■ AIM OF THE EXERCISE
All records must be quoted exactly. Omit the pictures.

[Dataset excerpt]

┌────────

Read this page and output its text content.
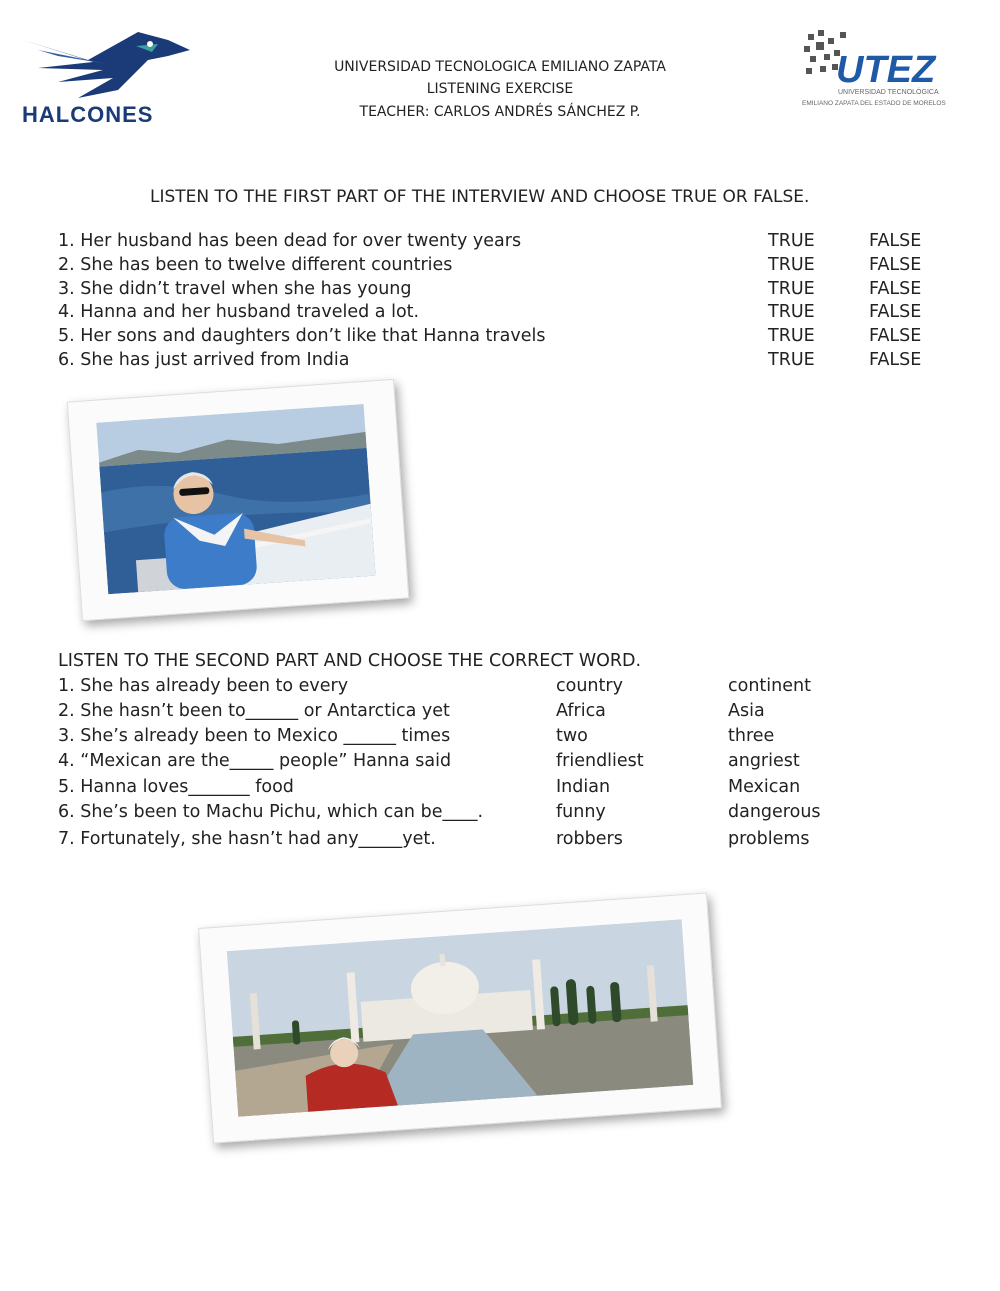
HALCONES
UNIVERSIDAD TECNOLOGICA EMILIANO ZAPATA
LISTENING EXERCISE
TEACHER: CARLOS ANDRÉS SÁNCHEZ P.
UTEZ
UNIVERSIDAD TECNOLÓGICA
EMILIANO ZAPATA DEL ESTADO DE MORELOS
LISTEN TO THE FIRST PART OF THE INTERVIEW AND CHOOSE TRUE OR FALSE.
1. Her husband has been dead for over twenty years	TRUE	FALSE
2. She has been to twelve different countries	TRUE	FALSE
3. She didn’t travel when she has young	TRUE	FALSE
4. Hanna and her husband traveled a lot.	TRUE	FALSE
5. Her sons and daughters don’t like that Hanna travels	TRUE	FALSE
6. She has just arrived from India	TRUE	FALSE
LISTEN TO THE SECOND PART AND CHOOSE THE CORRECT WORD.
1. She has already been to every	country	continent
2. She hasn’t been to______ or Antarctica yet	Africa	Asia
3. She’s already been to Mexico ______ times	two	three
4. “Mexican are the_____ people” Hanna said	friendliest	angriest
5. Hanna loves_______ food	Indian	Mexican
6. She’s been to Machu Pichu, which can be____.	funny	dangerous
7. Fortunately, she hasn’t had any_____yet.	robbers	problems
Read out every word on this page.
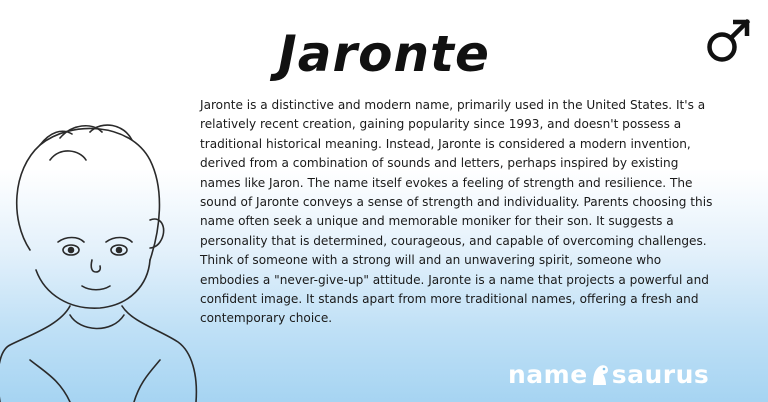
Jaronte
Jaronte is a distinctive and modern name, primarily used in the United States. It's a relatively recent creation, gaining popularity since 1993, and doesn't possess a traditional historical meaning. Instead, Jaronte is considered a modern invention, derived from a combination of sounds and letters, perhaps inspired by existing names like Jaron. The name itself evokes a feeling of strength and resilience. The sound of Jaronte conveys a sense of strength and individuality. Parents choosing this name often seek a unique and memorable moniker for their son. It suggests a personality that is determined, courageous, and capable of overcoming challenges. Think of someone with a strong will and an unwavering spirit, someone who embodies a "never-give-up" attitude. Jaronte is a name that projects a powerful and confident image. It stands apart from more traditional names, offering a fresh and contemporary choice.
name saurus
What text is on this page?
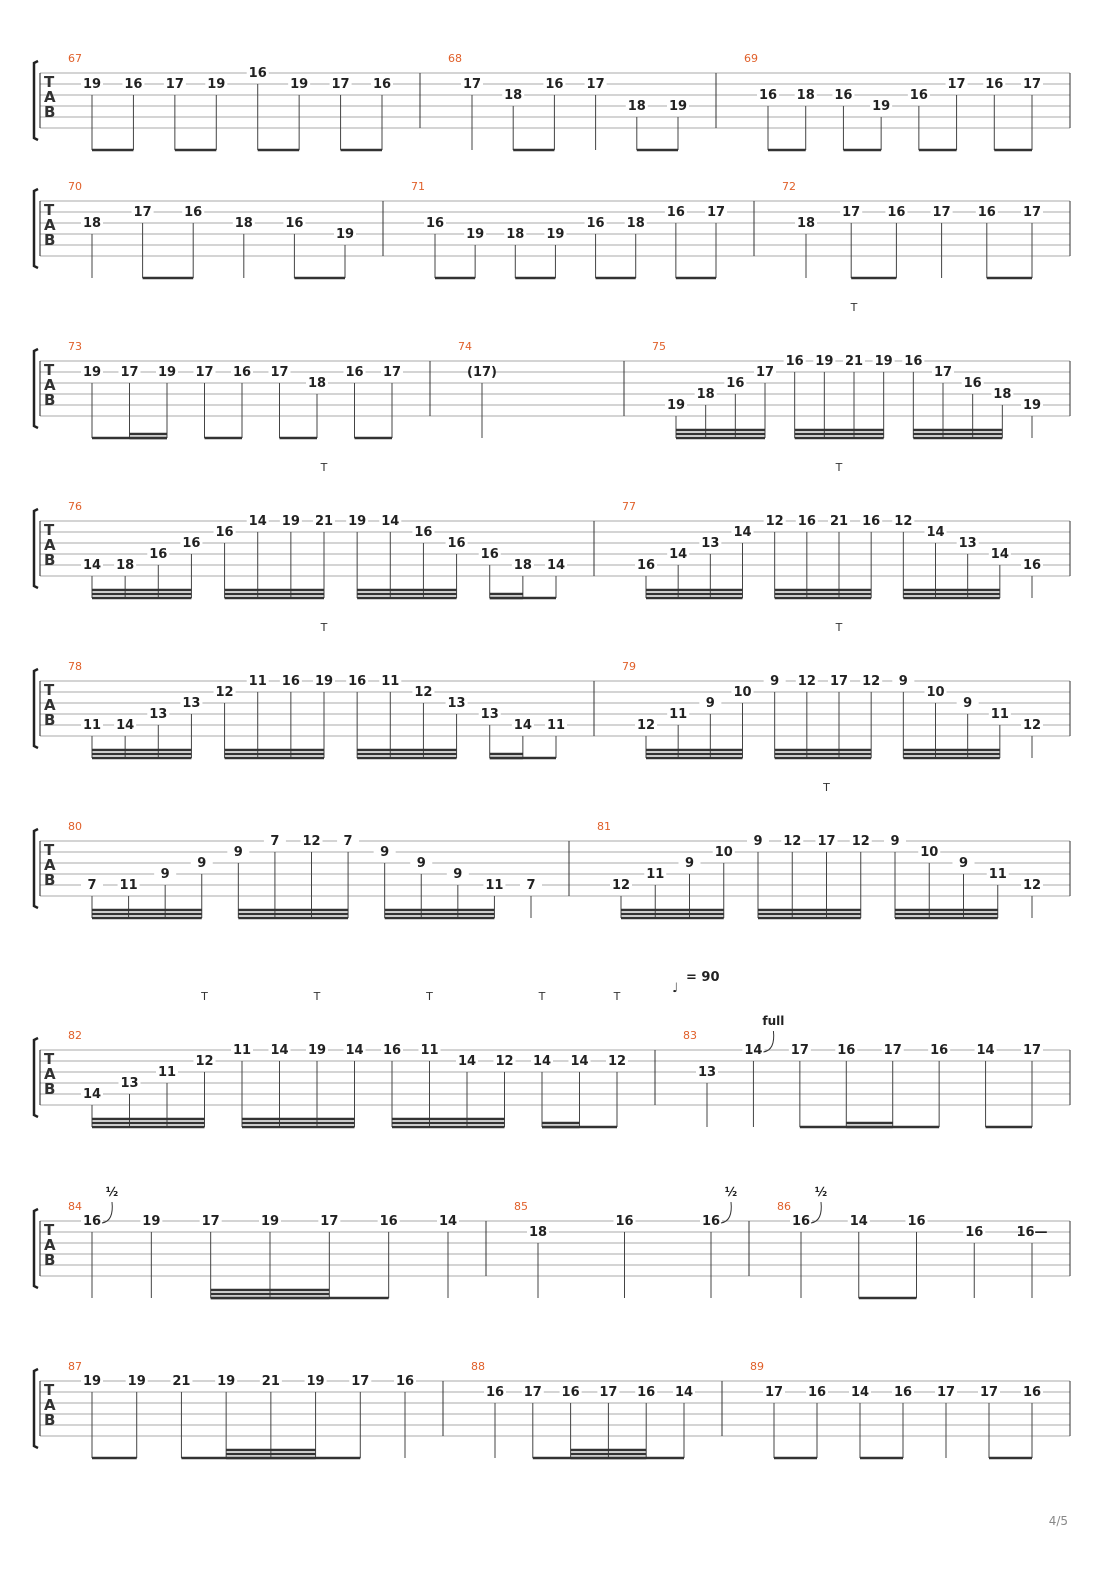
T
A
B
67
19 16 17 19
16
19 17 16
68
17
18
16 17
18 19
69
16 18 16
19
16
17 16 17
T
A
B
70
18
17	16
18	16
19
71
16
19 18 19
16 18
16 17
72
18
17 16 17 16 17
T
A
B
73
19 17 19 17 16 17
18
16 17
74
(17)
75
19
18
16
17
16 19 21 19 16
17
16
18
19
T
T
A
B
76
14 18
16
16
16
14 19 21 19 14
16
16
16
18 14
T
77
16
14
13
14
12 16 21 16 12
14
13
14
16
T
T
A
B
78
11 14
13
13
12
11 16 19 16 11
12
13
13
14 11
T
79
12
11
9
10
9 12 17 12 9
10
9
11
12
T
T
A
B
80
7 11
9
9
9
7 12 7
9
9
9
11 7
81
12
11
9
10
9 12 17 12 9
10
9
11
12
T
T
A
B
82
14
13
11
12
11 14 19 14 16 11
14 12 14 14 12
T	T	T	T	T
83
13
14 17 16 17 16 14 17
full
♩
= 90
T
A
B
84
16	19	17	19	17	16	14
½
85
18
16	16
½
86
16	14	16
16	16—
½
T
A
B
87
19 19 21 19 21 19 17 16
88
16 17 16 17 16 14
89
17 16 14 16 17 17 16
4/5
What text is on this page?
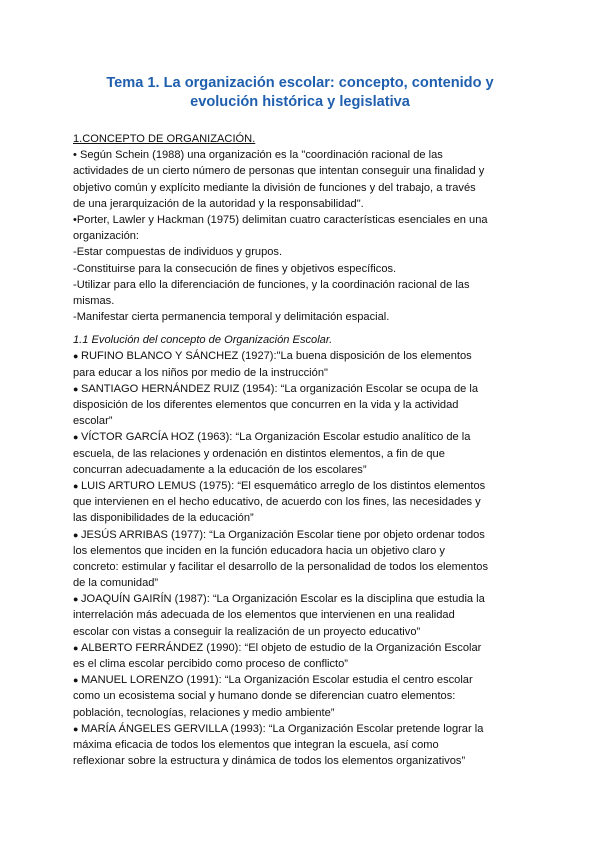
Tema 1. La organización escolar: concepto, contenido y
evolución histórica y legislativa
1.CONCEPTO DE ORGANIZACIÓN.
• Según Schein (1988) una organización es la "coordinación racional de las
actividades de un cierto número de personas que intentan conseguir una finalidad y
objetivo común y explícito mediante la división de funciones y del trabajo, a través
de una jerarquización de la autoridad y la responsabilidad".
•Porter, Lawler y Hackman (1975) delimitan cuatro características esenciales en una
organización:
-Estar compuestas de individuos y grupos.
-Constituirse para la consecución de fines y objetivos específicos.
-Utilizar para ello la diferenciación de funciones, y la coordinación racional de las
mismas.
-Manifestar cierta permanencia temporal y delimitación espacial.
1.1 Evolución del concepto de Organización Escolar.
● RUFINO BLANCO Y SÁNCHEZ (1927):"La buena disposición de los elementos
para educar a los niños por medio de la instrucción"
● SANTIAGO HERNÁNDEZ RUIZ (1954): “La organización Escolar se ocupa de la
disposición de los diferentes elementos que concurren en la vida y la actividad
escolar”
● VÍCTOR GARCÍA HOZ (1963): “La Organización Escolar estudio analítico de la
escuela, de las relaciones y ordenación en distintos elementos, a fin de que
concurran adecuadamente a la educación de los escolares”
● LUIS ARTURO LEMUS (1975): “El esquemático arreglo de los distintos elementos
que intervienen en el hecho educativo, de acuerdo con los fines, las necesidades y
las disponibilidades de la educación”
● JESÚS ARRIBAS (1977): “La Organización Escolar tiene por objeto ordenar todos
los elementos que inciden en la función educadora hacia un objetivo claro y
concreto: estimular y facilitar el desarrollo de la personalidad de todos los elementos
de la comunidad”
● JOAQUÍN GAIRÍN (1987): “La Organización Escolar es la disciplina que estudia la
interrelación más adecuada de los elementos que intervienen en una realidad
escolar con vistas a conseguir la realización de un proyecto educativo”
● ALBERTO FERRÁNDEZ (1990): “El objeto de estudio de la Organización Escolar
es el clima escolar percibido como proceso de conflicto”
● MANUEL LORENZO (1991): “La Organización Escolar estudia el centro escolar
como un ecosistema social y humano donde se diferencian cuatro elementos:
población, tecnologías, relaciones y medio ambiente”
● MARÍA ÁNGELES GERVILLA (1993): “La Organización Escolar pretende lograr la
máxima eficacia de todos los elementos que integran la escuela, así como
reflexionar sobre la estructura y dinámica de todos los elementos organizativos”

└────────

■ WRITTEN RESPONSE
Read this page and output its text content.
HALCONES
UNIVERSIDAD TECNOLOGICA EMILIANO ZAPATA
LISTENING EXERCISE
TEACHER: CARLOS ANDRÉS SÁNCHEZ P.
UTEZ
UNIVERSIDAD TECNOLÓGICA
EMILIANO ZAPATA DEL ESTADO DE MORELOS
LISTEN TO THE FIRST PART OF THE INTERVIEW AND CHOOSE TRUE OR FALSE.
1. Her husband has been dead for over twenty years	TRUE	FALSE
2. She has been to twelve different countries	TRUE	FALSE
3. She didn’t travel when she has young	TRUE	FALSE
4. Hanna and her husband traveled a lot.	TRUE	FALSE
5. Her sons and daughters don’t like that Hanna travels	TRUE	FALSE
6. She has just arrived from India	TRUE	FALSE
LISTEN TO THE SECOND PART AND CHOOSE THE CORRECT WORD.
1. She has already been to every	country	continent
2. She hasn’t been to______ or Antarctica yet	Africa	Asia
3. She’s already been to Mexico ______ times	two	three
4. “Mexican are the_____ people” Hanna said	friendliest	angriest
5. Hanna loves_______ food	Indian	Mexican
6. She’s been to Machu Pichu, which can be____.	funny	dangerous
7. Fortunately, she hasn’t had any_____yet.	robbers	problems
Read out every word on this page.
Jaronte
Jaronte is a distinctive and modern name, primarily used in the United States. It's a relatively recent creation, gaining popularity since 1993, and doesn't possess a traditional historical meaning. Instead, Jaronte is considered a modern invention, derived from a combination of sounds and letters, perhaps inspired by existing names like Jaron. The name itself evokes a feeling of strength and resilience. The sound of Jaronte conveys a sense of strength and individuality. Parents choosing this name often seek a unique and memorable moniker for their son. It suggests a personality that is determined, courageous, and capable of overcoming challenges. Think of someone with a strong will and an unwavering spirit, someone who embodies a "never-give-up" attitude. Jaronte is a name that projects a powerful and confident image. It stands apart from more traditional names, offering a fresh and contemporary choice.
name saurus
What text is on this page?
T
A
B
67
19 16 17 19
16
19 17 16
68
17
18
16 17
18 19
69
16 18 16
19
16
17 16 17
T
A
B
70
18
17	16
18	16
19
71
16
19 18 19
16 18
16 17
72
18
17 16 17 16 17
T
A
B
73
19 17 19 17 16 17
18
16 17
74
(17)
75
19
18
16
17
16 19 21 19 16
17
16
18
19
T
T
A
B
76
14 18
16
16
16
14 19 21 19 14
16
16
16
18 14
T
77
16
14
13
14
12 16 21 16 12
14
13
14
16
T
T
A
B
78
11 14
13
13
12
11 16 19 16 11
12
13
13
14 11
T
79
12
11
9
10
9 12 17 12 9
10
9
11
12
T
T
A
B
80
7 11
9
9
9
7 12 7
9
9
9
11 7
81
12
11
9
10
9 12 17 12 9
10
9
11
12
T
T
A
B
82
14
13
11
12
11 14 19 14 16 11
14 12 14 14 12
T	T	T	T	T
83
13
14 17 16 17 16 14 17
full
♩
= 90
T
A
B
84
16	19	17	19	17	16	14
½
85
18
16	16
½
86
16	14	16
16	16—
½
T
A
B
87
19 19 21 19 21 19 17 16
88
16 17 16 17 16 14
89
17 16 14 16 17 17 16
4/5
What text is on this page?
Tema 1. La organización escolar: concepto, contenido y
evolución histórica y legislativa
1.CONCEPTO DE ORGANIZACIÓN.
• Según Schein (1988) una organización es la "coordinación racional de las
actividades de un cierto número de personas que intentan conseguir una finalidad y
objetivo común y explícito mediante la división de funciones y del trabajo, a través
de una jerarquización de la autoridad y la responsabilidad".
•Porter, Lawler y Hackman (1975) delimitan cuatro características esenciales en una
organización:
-Estar compuestas de individuos y grupos.
-Constituirse para la consecución de fines y objetivos específicos.
-Utilizar para ello la diferenciación de funciones, y la coordinación racional de las
mismas.
-Manifestar cierta permanencia temporal y delimitación espacial.
1.1 Evolución del concepto de Organización Escolar.
● RUFINO BLANCO Y SÁNCHEZ (1927):"La buena disposición de los elementos
para educar a los niños por medio de la instrucción"
● SANTIAGO HERNÁNDEZ RUIZ (1954): “La organización Escolar se ocupa de la
disposición de los diferentes elementos que concurren en la vida y la actividad
escolar”
● VÍCTOR GARCÍA HOZ (1963): “La Organización Escolar estudio analítico de la
escuela, de las relaciones y ordenación en distintos elementos, a fin de que
concurran adecuadamente a la educación de los escolares”
● LUIS ARTURO LEMUS (1975): “El esquemático arreglo de los distintos elementos
que intervienen en el hecho educativo, de acuerdo con los fines, las necesidades y
las disponibilidades de la educación”
● JESÚS ARRIBAS (1977): “La Organización Escolar tiene por objeto ordenar todos
los elementos que inciden en la función educadora hacia un objetivo claro y
concreto: estimular y facilitar el desarrollo de la personalidad de todos los elementos
de la comunidad”
● JOAQUÍN GAIRÍN (1987): “La Organización Escolar es la disciplina que estudia la
interrelación más adecuada de los elementos que intervienen en una realidad
escolar con vistas a conseguir la realización de un proyecto educativo”
● ALBERTO FERRÁNDEZ (1990): “El objeto de estudio de la Organización Escolar
es el clima escolar percibido como proceso de conflicto”
● MANUEL LORENZO (1991): “La Organización Escolar estudia el centro escolar
como un ecosistema social y humano donde se diferencian cuatro elementos:
población, tecnologías, relaciones y medio ambiente”
● MARÍA ÁNGELES GERVILLA (1993): “La Organización Escolar pretende lograr la
máxima eficacia de todos los elementos que integran la escuela, así como
reflexionar sobre la estructura y dinámica de todos los elementos organizativos”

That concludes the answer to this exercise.